> PROBLEM TO WORK ON
Every record below should be printed exactly as given.

> MATERIAL SUPPLIED
## Begin

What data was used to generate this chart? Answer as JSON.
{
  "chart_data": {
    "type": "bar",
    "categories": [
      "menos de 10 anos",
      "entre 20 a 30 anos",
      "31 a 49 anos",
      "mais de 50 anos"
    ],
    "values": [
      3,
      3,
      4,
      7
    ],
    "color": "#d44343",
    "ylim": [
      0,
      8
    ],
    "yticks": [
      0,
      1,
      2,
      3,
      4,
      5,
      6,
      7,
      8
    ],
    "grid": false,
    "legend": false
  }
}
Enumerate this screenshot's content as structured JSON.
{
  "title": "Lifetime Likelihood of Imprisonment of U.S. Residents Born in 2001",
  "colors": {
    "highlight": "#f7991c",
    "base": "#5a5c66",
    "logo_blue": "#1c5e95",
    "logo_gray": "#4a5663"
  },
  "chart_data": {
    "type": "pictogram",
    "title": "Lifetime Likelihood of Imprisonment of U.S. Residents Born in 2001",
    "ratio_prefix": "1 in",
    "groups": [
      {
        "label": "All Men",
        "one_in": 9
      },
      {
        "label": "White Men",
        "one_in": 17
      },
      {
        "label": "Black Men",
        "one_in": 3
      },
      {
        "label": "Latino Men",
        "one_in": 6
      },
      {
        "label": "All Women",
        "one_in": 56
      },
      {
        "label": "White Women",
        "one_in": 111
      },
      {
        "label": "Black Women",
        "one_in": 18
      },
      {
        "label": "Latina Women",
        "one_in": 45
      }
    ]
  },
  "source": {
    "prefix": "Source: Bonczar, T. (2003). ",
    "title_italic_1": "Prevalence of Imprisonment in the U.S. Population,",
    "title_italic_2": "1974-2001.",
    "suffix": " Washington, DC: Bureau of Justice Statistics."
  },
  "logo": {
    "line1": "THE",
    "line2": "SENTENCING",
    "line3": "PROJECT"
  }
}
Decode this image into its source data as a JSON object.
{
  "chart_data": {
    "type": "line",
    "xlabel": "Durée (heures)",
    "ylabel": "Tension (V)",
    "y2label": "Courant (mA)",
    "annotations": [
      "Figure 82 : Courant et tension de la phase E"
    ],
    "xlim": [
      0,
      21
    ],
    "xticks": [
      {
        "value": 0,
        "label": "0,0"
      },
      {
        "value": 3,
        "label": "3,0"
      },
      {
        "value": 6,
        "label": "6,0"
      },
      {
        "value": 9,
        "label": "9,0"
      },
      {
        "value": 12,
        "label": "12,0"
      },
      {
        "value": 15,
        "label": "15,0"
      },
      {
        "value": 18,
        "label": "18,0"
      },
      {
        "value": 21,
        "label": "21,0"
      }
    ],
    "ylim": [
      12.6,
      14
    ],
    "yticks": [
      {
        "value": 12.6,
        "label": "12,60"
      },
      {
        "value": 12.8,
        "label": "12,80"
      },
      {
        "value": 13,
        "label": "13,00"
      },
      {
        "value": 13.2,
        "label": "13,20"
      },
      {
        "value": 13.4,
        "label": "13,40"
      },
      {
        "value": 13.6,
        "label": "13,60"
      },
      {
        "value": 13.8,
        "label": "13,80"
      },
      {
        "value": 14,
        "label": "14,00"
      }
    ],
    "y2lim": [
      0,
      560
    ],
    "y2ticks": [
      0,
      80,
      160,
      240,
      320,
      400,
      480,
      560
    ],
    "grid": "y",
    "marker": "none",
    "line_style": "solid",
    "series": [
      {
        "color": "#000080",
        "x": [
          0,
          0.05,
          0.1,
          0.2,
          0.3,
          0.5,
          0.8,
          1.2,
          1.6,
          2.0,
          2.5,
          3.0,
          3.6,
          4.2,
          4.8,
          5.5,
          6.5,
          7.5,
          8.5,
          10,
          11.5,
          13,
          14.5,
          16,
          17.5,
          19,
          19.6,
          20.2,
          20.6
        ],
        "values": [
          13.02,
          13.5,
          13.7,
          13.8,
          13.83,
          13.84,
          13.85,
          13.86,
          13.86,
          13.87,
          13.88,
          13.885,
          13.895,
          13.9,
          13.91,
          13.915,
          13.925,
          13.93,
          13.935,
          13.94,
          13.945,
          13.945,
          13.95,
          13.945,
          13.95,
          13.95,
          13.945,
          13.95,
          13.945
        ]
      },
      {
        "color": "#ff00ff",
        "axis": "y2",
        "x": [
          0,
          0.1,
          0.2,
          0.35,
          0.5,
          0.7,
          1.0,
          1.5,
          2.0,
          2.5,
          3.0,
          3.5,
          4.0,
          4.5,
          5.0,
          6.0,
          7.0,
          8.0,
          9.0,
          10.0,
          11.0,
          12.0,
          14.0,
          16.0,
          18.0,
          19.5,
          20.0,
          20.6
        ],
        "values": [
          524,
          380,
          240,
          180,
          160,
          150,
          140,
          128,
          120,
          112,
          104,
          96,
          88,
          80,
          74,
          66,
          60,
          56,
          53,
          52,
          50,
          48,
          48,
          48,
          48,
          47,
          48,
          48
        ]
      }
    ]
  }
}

## End

> THE ANSWER
What data was used to generate this chart? Answer as JSON.
{
  "chart_data": {
    "type": "bar",
    "categories": [
      "menos de 10 anos",
      "entre 20 a 30 anos",
      "31 a 49 anos",
      "mais de 50 anos"
    ],
    "values": [
      3,
      3,
      4,
      7
    ],
    "color": "#d44343",
    "ylim": [
      0,
      8
    ],
    "yticks": [
      0,
      1,
      2,
      3,
      4,
      5,
      6,
      7,
      8
    ],
    "grid": false,
    "legend": false
  }
}
Enumerate this screenshot's content as structured JSON.
{
  "title": "Lifetime Likelihood of Imprisonment of U.S. Residents Born in 2001",
  "colors": {
    "highlight": "#f7991c",
    "base": "#5a5c66",
    "logo_blue": "#1c5e95",
    "logo_gray": "#4a5663"
  },
  "chart_data": {
    "type": "pictogram",
    "title": "Lifetime Likelihood of Imprisonment of U.S. Residents Born in 2001",
    "ratio_prefix": "1 in",
    "groups": [
      {
        "label": "All Men",
        "one_in": 9
      },
      {
        "label": "White Men",
        "one_in": 17
      },
      {
        "label": "Black Men",
        "one_in": 3
      },
      {
        "label": "Latino Men",
        "one_in": 6
      },
      {
        "label": "All Women",
        "one_in": 56
      },
      {
        "label": "White Women",
        "one_in": 111
      },
      {
        "label": "Black Women",
        "one_in": 18
      },
      {
        "label": "Latina Women",
        "one_in": 45
      }
    ]
  },
  "source": {
    "prefix": "Source: Bonczar, T. (2003). ",
    "title_italic_1": "Prevalence of Imprisonment in the U.S. Population,",
    "title_italic_2": "1974-2001.",
    "suffix": " Washington, DC: Bureau of Justice Statistics."
  },
  "logo": {
    "line1": "THE",
    "line2": "SENTENCING",
    "line3": "PROJECT"
  }
}
Decode this image into its source data as a JSON object.
{
  "chart_data": {
    "type": "line",
    "xlabel": "Durée (heures)",
    "ylabel": "Tension (V)",
    "y2label": "Courant (mA)",
    "annotations": [
      "Figure 82 : Courant et tension de la phase E"
    ],
    "xlim": [
      0,
      21
    ],
    "xticks": [
      {
        "value": 0,
        "label": "0,0"
      },
      {
        "value": 3,
        "label": "3,0"
      },
      {
        "value": 6,
        "label": "6,0"
      },
      {
        "value": 9,
        "label": "9,0"
      },
      {
        "value": 12,
        "label": "12,0"
      },
      {
        "value": 15,
        "label": "15,0"
      },
      {
        "value": 18,
        "label": "18,0"
      },
      {
        "value": 21,
        "label": "21,0"
      }
    ],
    "ylim": [
      12.6,
      14
    ],
    "yticks": [
      {
        "value": 12.6,
        "label": "12,60"
      },
      {
        "value": 12.8,
        "label": "12,80"
      },
      {
        "value": 13,
        "label": "13,00"
      },
      {
        "value": 13.2,
        "label": "13,20"
      },
      {
        "value": 13.4,
        "label": "13,40"
      },
      {
        "value": 13.6,
        "label": "13,60"
      },
      {
        "value": 13.8,
        "label": "13,80"
      },
      {
        "value": 14,
        "label": "14,00"
      }
    ],
    "y2lim": [
      0,
      560
    ],
    "y2ticks": [
      0,
      80,
      160,
      240,
      320,
      400,
      480,
      560
    ],
    "grid": "y",
    "marker": "none",
    "line_style": "solid",
    "series": [
      {
        "color": "#000080",
        "x": [
          0,
          0.05,
          0.1,
          0.2,
          0.3,
          0.5,
          0.8,
          1.2,
          1.6,
          2.0,
          2.5,
          3.0,
          3.6,
          4.2,
          4.8,
          5.5,
          6.5,
          7.5,
          8.5,
          10,
          11.5,
          13,
          14.5,
          16,
          17.5,
          19,
          19.6,
          20.2,
          20.6
        ],
        "values": [
          13.02,
          13.5,
          13.7,
          13.8,
          13.83,
          13.84,
          13.85,
          13.86,
          13.86,
          13.87,
          13.88,
          13.885,
          13.895,
          13.9,
          13.91,
          13.915,
          13.925,
          13.93,
          13.935,
          13.94,
          13.945,
          13.945,
          13.95,
          13.945,
          13.95,
          13.95,
          13.945,
          13.95,
          13.945
        ]
      },
      {
        "color": "#ff00ff",
        "axis": "y2",
        "x": [
          0,
          0.1,
          0.2,
          0.35,
          0.5,
          0.7,
          1.0,
          1.5,
          2.0,
          2.5,
          3.0,
          3.5,
          4.0,
          4.5,
          5.0,
          6.0,
          7.0,
          8.0,
          9.0,
          10.0,
          11.0,
          12.0,
          14.0,
          16.0,
          18.0,
          19.5,
          20.0,
          20.6
        ],
        "values": [
          524,
          380,
          240,
          180,
          160,
          150,
          140,
          128,
          120,
          112,
          104,
          96,
          88,
          80,
          74,
          66,
          60,
          56,
          53,
          52,
          50,
          48,
          48,
          48,
          48,
          47,
          48,
          48
        ]
      }
    ]
  }
}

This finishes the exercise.